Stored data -
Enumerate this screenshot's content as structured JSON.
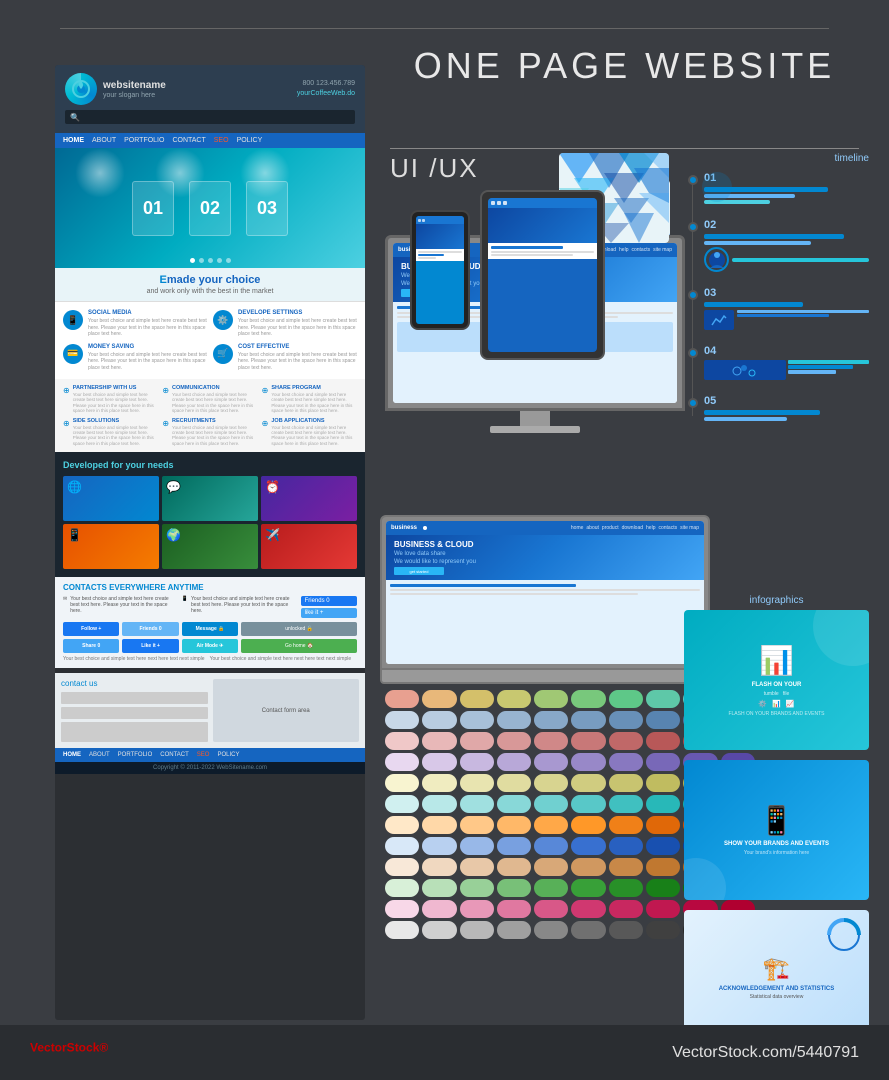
{
  "title": "ONE PAGE WEBSITE",
  "site": {
    "logo_name": "websitename",
    "logo_slogan": "your slogan here",
    "phone": "800 123.456.789",
    "email": "yourCoffeeWeb.do",
    "nav_items": [
      {
        "label": "HOME",
        "active": true
      },
      {
        "label": "ABOUT"
      },
      {
        "label": "PORTFOLIO"
      },
      {
        "label": "CONTACT"
      },
      {
        "label": "SEO",
        "highlight": true
      },
      {
        "label": "POLICY"
      }
    ],
    "hero_slides": [
      "01",
      "02",
      "03"
    ],
    "feature_main": "made your choice",
    "feature_sub": "and work only with the best in the market",
    "features": [
      {
        "title": "SOCIAL MEDIA",
        "icon": "📱"
      },
      {
        "title": "DEVELOPE SETTINGS",
        "icon": "⚙️"
      },
      {
        "title": "MONEY SAVING",
        "icon": "💳"
      },
      {
        "title": "COST EFFECTIVE",
        "icon": "🛒"
      }
    ],
    "services": [
      {
        "title": "PARTNERSHIP WITH US"
      },
      {
        "title": "COMMUNICATION"
      },
      {
        "title": "SHARE PROGRAM"
      },
      {
        "title": "SIDE SOLUTIONS"
      },
      {
        "title": "RECRUITMENTS"
      },
      {
        "title": "JOB APPLICATIONS"
      }
    ],
    "portfolio_title": "Developed for your needs",
    "contact_title": "CONTACTS EVERYWHERE ANYTIME",
    "social_buttons": [
      "Follow +",
      "Friends 0",
      "Message 🔒",
      "unlocked 🔓",
      "Share 0",
      "Like it +",
      "Air Mode ✈",
      "Go home 🏠"
    ],
    "contact_form_title": "contact us",
    "copyright": "Copyright © 2011-2022  WebSitename.com",
    "footer_nav": [
      "HOME",
      "ABOUT",
      "PORTFOLIO",
      "CONTACT",
      "SEO",
      "POLICY"
    ]
  },
  "right_panel": {
    "uiux_label": "UI /UX",
    "timeline_label": "timeline",
    "infographics_label": "infographics",
    "timeline_items": [
      {
        "num": "01"
      },
      {
        "num": "02"
      },
      {
        "num": "03"
      },
      {
        "num": "04"
      },
      {
        "num": "05"
      }
    ],
    "info_boxes": [
      {
        "caption": ""
      },
      {
        "caption": "FLASH ON YOUR BRANDS AND EVENTS"
      },
      {
        "caption": "ACKNOWLEDGEMENT AND STATISTICS"
      }
    ],
    "business_screen": {
      "logo": "business",
      "nav": [
        "home",
        "about",
        "product",
        "download",
        "help",
        "contacts",
        "site map"
      ],
      "title": "BUSINESS & CLOUD",
      "subtitle1": "We love data share",
      "subtitle2": "We would like to represent you",
      "cta": "get started"
    }
  },
  "watermark": {
    "left": "VectorStock",
    "left_reg": "®",
    "right": "VectorStock.com/5440791"
  },
  "palette_rows": [
    [
      "#e8a090",
      "#e8b87a",
      "#d4b86e",
      "#c8c870",
      "#a0c874",
      "#78c87c",
      "#5ec88a",
      "#5ec8a8",
      "#5ec8c4",
      "#5ac8d8",
      "#4ab0d8",
      "#4490c8",
      "#5078b8",
      "#6068a8",
      "#7060a0",
      "#845898",
      "#905090",
      "#904878",
      "#904060",
      "#904048"
    ],
    [
      "#c8d8e8",
      "#b8cce0",
      "#a8c0d8",
      "#98b4d0",
      "#88a8c8",
      "#789cc0",
      "#6890b8",
      "#5884b0",
      "#4878a8",
      "#386ca0",
      "#286098",
      "#185490",
      "#0c4888",
      "#083c80",
      "#083078",
      "#042870",
      "#041c68",
      "#041060",
      "#040858",
      "#040050"
    ],
    [
      "#f0e8e0",
      "#e8dcd0",
      "#e0d0c0",
      "#d8c4b0",
      "#d0b8a0",
      "#c8ac90",
      "#c0a080",
      "#b89470",
      "#b08860",
      "#a87c50",
      "#a07040",
      "#986430",
      "#905820",
      "#884c10",
      "#804010",
      "#783408",
      "#702804",
      "#681c00",
      "#601000",
      "#580800"
    ],
    [
      "#e8f0e8",
      "#d8e8d8",
      "#c8e0c8",
      "#b8d8b8",
      "#a8d0a8",
      "#98c898",
      "#88c088",
      "#78b878",
      "#68b068",
      "#58a858",
      "#48a048",
      "#389838",
      "#289028",
      "#188818",
      "#088010",
      "#047808",
      "#047008",
      "#046800",
      "#046000",
      "#045800"
    ],
    [
      "#f0e8f0",
      "#e8d8e8",
      "#e0c8e0",
      "#d8b8d8",
      "#d0a8d0",
      "#c898c8",
      "#c088c0",
      "#b878b8",
      "#b068b0",
      "#a858a8",
      "#a048a0",
      "#983898",
      "#902890",
      "#881888",
      "#800880",
      "#780078",
      "#700070",
      "#680068",
      "#600060",
      "#580058"
    ],
    [
      "#fffff0",
      "#f8f8d8",
      "#f0f0c0",
      "#e8e8a8",
      "#e0e090",
      "#d8d878",
      "#d0d060",
      "#c8c848",
      "#c0c030",
      "#b8b818",
      "#b0b000",
      "#a8a800",
      "#a0a000",
      "#989800",
      "#909000",
      "#888800",
      "#808000",
      "#787800",
      "#707000",
      "#686800"
    ],
    [
      "#e0f0f8",
      "#c8e4f4",
      "#b0d8f0",
      "#98ccec",
      "#80c0e8",
      "#68b4e4",
      "#50a8e0",
      "#389cdc",
      "#2090d8",
      "#0884d4",
      "#0078d0",
      "#006ccc",
      "#0060c8",
      "#0054c4",
      "#0048c0",
      "#003cbc",
      "#0030b8",
      "#0024b4",
      "#0018b0",
      "#000cac"
    ],
    [
      "#fce4ec",
      "#f8bbd0",
      "#f48fb1",
      "#f06292",
      "#ec407a",
      "#e91e63",
      "#d81b60",
      "#c2185b",
      "#ad1457",
      "#880e4f",
      "#7b0044",
      "#6a003c",
      "#590034",
      "#48002c",
      "#380024",
      "#27001c",
      "#160014",
      "#05000c",
      "#000004",
      "#000000"
    ]
  ],
  "more_palette_rows": [
    [
      "#ffe0b2",
      "#ffcc80",
      "#ffb74d",
      "#ffa726",
      "#ff9800",
      "#fb8c00",
      "#f57c00",
      "#ef6c00",
      "#e65100",
      "#bf360c",
      "#a52714",
      "#8d1c0c",
      "#741204",
      "#5b0800",
      "#410000",
      "#280000",
      "#0f0000",
      "#000000",
      "#000000",
      "#000000"
    ],
    [
      "#e8eaf6",
      "#c5cae9",
      "#9fa8da",
      "#7986cb",
      "#5c6bc0",
      "#3f51b5",
      "#3949ab",
      "#303f9f",
      "#283593",
      "#1a237e",
      "#151c6e",
      "#10155e",
      "#0b0e4e",
      "#06073e",
      "#01002e",
      "#00001e",
      "#00000e",
      "#000000",
      "#000000",
      "#000000"
    ]
  ]
}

Task - Leave out the pictures and give the rest of the records again exactly.

Answer to this task -
Enumerate this screenshot's content as structured JSON.
{
  "title": "ONE PAGE WEBSITE",
  "site": {
    "logo_name": "websitename",
    "logo_slogan": "your slogan here",
    "phone": "800 123.456.789",
    "email": "yourCoffeeWeb.do",
    "nav_items": [
      {
        "label": "HOME",
        "active": true
      },
      {
        "label": "ABOUT"
      },
      {
        "label": "PORTFOLIO"
      },
      {
        "label": "CONTACT"
      },
      {
        "label": "SEO",
        "highlight": true
      },
      {
        "label": "POLICY"
      }
    ],
    "hero_slides": [
      "01",
      "02",
      "03"
    ],
    "feature_main": "made your choice",
    "feature_sub": "and work only with the best in the market",
    "features": [
      {
        "title": "SOCIAL MEDIA",
        "icon": "📱"
      },
      {
        "title": "DEVELOPE SETTINGS",
        "icon": "⚙️"
      },
      {
        "title": "MONEY SAVING",
        "icon": "💳"
      },
      {
        "title": "COST EFFECTIVE",
        "icon": "🛒"
      }
    ],
    "services": [
      {
        "title": "PARTNERSHIP WITH US"
      },
      {
        "title": "COMMUNICATION"
      },
      {
        "title": "SHARE PROGRAM"
      },
      {
        "title": "SIDE SOLUTIONS"
      },
      {
        "title": "RECRUITMENTS"
      },
      {
        "title": "JOB APPLICATIONS"
      }
    ],
    "portfolio_title": "Developed for your needs",
    "contact_title": "CONTACTS EVERYWHERE ANYTIME",
    "social_buttons": [
      "Follow +",
      "Friends 0",
      "Message 🔒",
      "unlocked 🔓",
      "Share 0",
      "Like it +",
      "Air Mode ✈",
      "Go home 🏠"
    ],
    "contact_form_title": "contact us",
    "copyright": "Copyright © 2011-2022  WebSitename.com",
    "footer_nav": [
      "HOME",
      "ABOUT",
      "PORTFOLIO",
      "CONTACT",
      "SEO",
      "POLICY"
    ]
  },
  "right_panel": {
    "uiux_label": "UI /UX",
    "timeline_label": "timeline",
    "infographics_label": "infographics",
    "timeline_items": [
      {
        "num": "01"
      },
      {
        "num": "02"
      },
      {
        "num": "03"
      },
      {
        "num": "04"
      },
      {
        "num": "05"
      }
    ],
    "info_boxes": [
      {
        "caption": ""
      },
      {
        "caption": "FLASH ON YOUR BRANDS AND EVENTS"
      },
      {
        "caption": "ACKNOWLEDGEMENT AND STATISTICS"
      }
    ],
    "business_screen": {
      "logo": "business",
      "nav": [
        "home",
        "about",
        "product",
        "download",
        "help",
        "contacts",
        "site map"
      ],
      "title": "BUSINESS & CLOUD",
      "subtitle1": "We love data share",
      "subtitle2": "We would like to represent you",
      "cta": "get started"
    }
  },
  "watermark": {
    "left": "VectorStock",
    "left_reg": "®",
    "right": "VectorStock.com/5440791"
  },
  "palette_rows": [
    [
      "#e8a090",
      "#e8b87a",
      "#d4b86e",
      "#c8c870",
      "#a0c874",
      "#78c87c",
      "#5ec88a",
      "#5ec8a8",
      "#5ec8c4",
      "#5ac8d8",
      "#4ab0d8",
      "#4490c8",
      "#5078b8",
      "#6068a8",
      "#7060a0",
      "#845898",
      "#905090",
      "#904878",
      "#904060",
      "#904048"
    ],
    [
      "#c8d8e8",
      "#b8cce0",
      "#a8c0d8",
      "#98b4d0",
      "#88a8c8",
      "#789cc0",
      "#6890b8",
      "#5884b0",
      "#4878a8",
      "#386ca0",
      "#286098",
      "#185490",
      "#0c4888",
      "#083c80",
      "#083078",
      "#042870",
      "#041c68",
      "#041060",
      "#040858",
      "#040050"
    ],
    [
      "#f0e8e0",
      "#e8dcd0",
      "#e0d0c0",
      "#d8c4b0",
      "#d0b8a0",
      "#c8ac90",
      "#c0a080",
      "#b89470",
      "#b08860",
      "#a87c50",
      "#a07040",
      "#986430",
      "#905820",
      "#884c10",
      "#804010",
      "#783408",
      "#702804",
      "#681c00",
      "#601000",
      "#580800"
    ],
    [
      "#e8f0e8",
      "#d8e8d8",
      "#c8e0c8",
      "#b8d8b8",
      "#a8d0a8",
      "#98c898",
      "#88c088",
      "#78b878",
      "#68b068",
      "#58a858",
      "#48a048",
      "#389838",
      "#289028",
      "#188818",
      "#088010",
      "#047808",
      "#047008",
      "#046800",
      "#046000",
      "#045800"
    ],
    [
      "#f0e8f0",
      "#e8d8e8",
      "#e0c8e0",
      "#d8b8d8",
      "#d0a8d0",
      "#c898c8",
      "#c088c0",
      "#b878b8",
      "#b068b0",
      "#a858a8",
      "#a048a0",
      "#983898",
      "#902890",
      "#881888",
      "#800880",
      "#780078",
      "#700070",
      "#680068",
      "#600060",
      "#580058"
    ],
    [
      "#fffff0",
      "#f8f8d8",
      "#f0f0c0",
      "#e8e8a8",
      "#e0e090",
      "#d8d878",
      "#d0d060",
      "#c8c848",
      "#c0c030",
      "#b8b818",
      "#b0b000",
      "#a8a800",
      "#a0a000",
      "#989800",
      "#909000",
      "#888800",
      "#808000",
      "#787800",
      "#707000",
      "#686800"
    ],
    [
      "#e0f0f8",
      "#c8e4f4",
      "#b0d8f0",
      "#98ccec",
      "#80c0e8",
      "#68b4e4",
      "#50a8e0",
      "#389cdc",
      "#2090d8",
      "#0884d4",
      "#0078d0",
      "#006ccc",
      "#0060c8",
      "#0054c4",
      "#0048c0",
      "#003cbc",
      "#0030b8",
      "#0024b4",
      "#0018b0",
      "#000cac"
    ],
    [
      "#fce4ec",
      "#f8bbd0",
      "#f48fb1",
      "#f06292",
      "#ec407a",
      "#e91e63",
      "#d81b60",
      "#c2185b",
      "#ad1457",
      "#880e4f",
      "#7b0044",
      "#6a003c",
      "#590034",
      "#48002c",
      "#380024",
      "#27001c",
      "#160014",
      "#05000c",
      "#000004",
      "#000000"
    ]
  ],
  "more_palette_rows": [
    [
      "#ffe0b2",
      "#ffcc80",
      "#ffb74d",
      "#ffa726",
      "#ff9800",
      "#fb8c00",
      "#f57c00",
      "#ef6c00",
      "#e65100",
      "#bf360c",
      "#a52714",
      "#8d1c0c",
      "#741204",
      "#5b0800",
      "#410000",
      "#280000",
      "#0f0000",
      "#000000",
      "#000000",
      "#000000"
    ],
    [
      "#e8eaf6",
      "#c5cae9",
      "#9fa8da",
      "#7986cb",
      "#5c6bc0",
      "#3f51b5",
      "#3949ab",
      "#303f9f",
      "#283593",
      "#1a237e",
      "#151c6e",
      "#10155e",
      "#0b0e4e",
      "#06073e",
      "#01002e",
      "#00001e",
      "#00000e",
      "#000000",
      "#000000",
      "#000000"
    ]
  ]
}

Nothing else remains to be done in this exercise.